[Dataset records on visual material]
#####
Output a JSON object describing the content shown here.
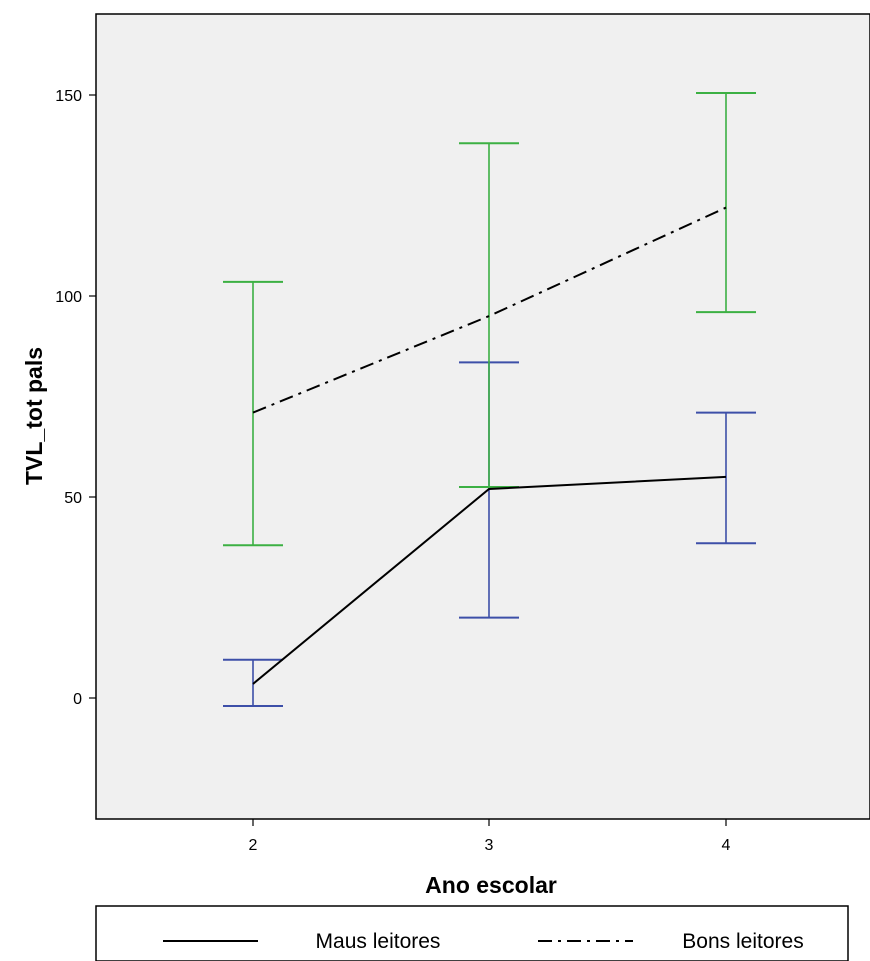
{
  "chart_data": {
    "type": "line",
    "xlabel": "Ano escolar",
    "ylabel": "TVL_tot pals",
    "categories": [
      "2",
      "3",
      "4"
    ],
    "ylim": [
      -30,
      170
    ],
    "yticks": [
      0,
      50,
      100,
      150
    ],
    "grid": false,
    "legend_position": "bottom",
    "series": [
      {
        "name": "Maus leitores",
        "line_style": "solid",
        "line_color": "#000000",
        "errorbar_color": "#3d4fa8",
        "values": [
          3.5,
          52,
          55
        ],
        "lower": [
          -2,
          20,
          38.5
        ],
        "upper": [
          9.5,
          83.5,
          71
        ]
      },
      {
        "name": "Bons leitores",
        "line_style": "dash-dot",
        "line_color": "#000000",
        "errorbar_color": "#3cb043",
        "values": [
          71,
          95,
          122
        ],
        "lower": [
          38,
          52.5,
          96
        ],
        "upper": [
          103.5,
          138,
          150.5
        ]
      }
    ]
  }
}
#####
Work to complete:
Scan the listing above and copy all lines containing the word "leitores".

Written response:
        "name": "Maus leitores",
        "name": "Bons leitores",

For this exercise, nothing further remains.